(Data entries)
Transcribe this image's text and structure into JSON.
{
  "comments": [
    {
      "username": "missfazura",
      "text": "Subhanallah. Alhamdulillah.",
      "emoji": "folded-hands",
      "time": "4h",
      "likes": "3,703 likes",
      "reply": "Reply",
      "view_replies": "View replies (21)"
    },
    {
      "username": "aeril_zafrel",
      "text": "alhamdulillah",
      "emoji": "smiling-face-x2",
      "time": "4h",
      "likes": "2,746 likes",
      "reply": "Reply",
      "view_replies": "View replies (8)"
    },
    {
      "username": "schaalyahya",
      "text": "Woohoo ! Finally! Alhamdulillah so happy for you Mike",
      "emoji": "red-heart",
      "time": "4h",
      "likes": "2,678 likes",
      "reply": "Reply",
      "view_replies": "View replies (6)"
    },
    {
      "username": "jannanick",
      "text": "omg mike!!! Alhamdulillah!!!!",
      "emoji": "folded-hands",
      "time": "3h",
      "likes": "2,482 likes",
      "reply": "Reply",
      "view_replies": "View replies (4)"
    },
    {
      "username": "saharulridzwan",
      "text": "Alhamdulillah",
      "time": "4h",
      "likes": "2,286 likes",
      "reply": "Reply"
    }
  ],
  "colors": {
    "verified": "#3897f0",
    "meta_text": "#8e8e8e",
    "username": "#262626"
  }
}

- WHAT THE TASK ASKS
From the data above, extract every line in its exact form.

- PROBLEM SOLUTION
Transcribe this image's text and structure into JSON.
{
  "comments": [
    {
      "username": "missfazura",
      "text": "Subhanallah. Alhamdulillah.",
      "emoji": "folded-hands",
      "time": "4h",
      "likes": "3,703 likes",
      "reply": "Reply",
      "view_replies": "View replies (21)"
    },
    {
      "username": "aeril_zafrel",
      "text": "alhamdulillah",
      "emoji": "smiling-face-x2",
      "time": "4h",
      "likes": "2,746 likes",
      "reply": "Reply",
      "view_replies": "View replies (8)"
    },
    {
      "username": "schaalyahya",
      "text": "Woohoo ! Finally! Alhamdulillah so happy for you Mike",
      "emoji": "red-heart",
      "time": "4h",
      "likes": "2,678 likes",
      "reply": "Reply",
      "view_replies": "View replies (6)"
    },
    {
      "username": "jannanick",
      "text": "omg mike!!! Alhamdulillah!!!!",
      "emoji": "folded-hands",
      "time": "3h",
      "likes": "2,482 likes",
      "reply": "Reply",
      "view_replies": "View replies (4)"
    },
    {
      "username": "saharulridzwan",
      "text": "Alhamdulillah",
      "time": "4h",
      "likes": "2,286 likes",
      "reply": "Reply"
    }
  ],
  "colors": {
    "verified": "#3897f0",
    "meta_text": "#8e8e8e",
    "username": "#262626"
  }
}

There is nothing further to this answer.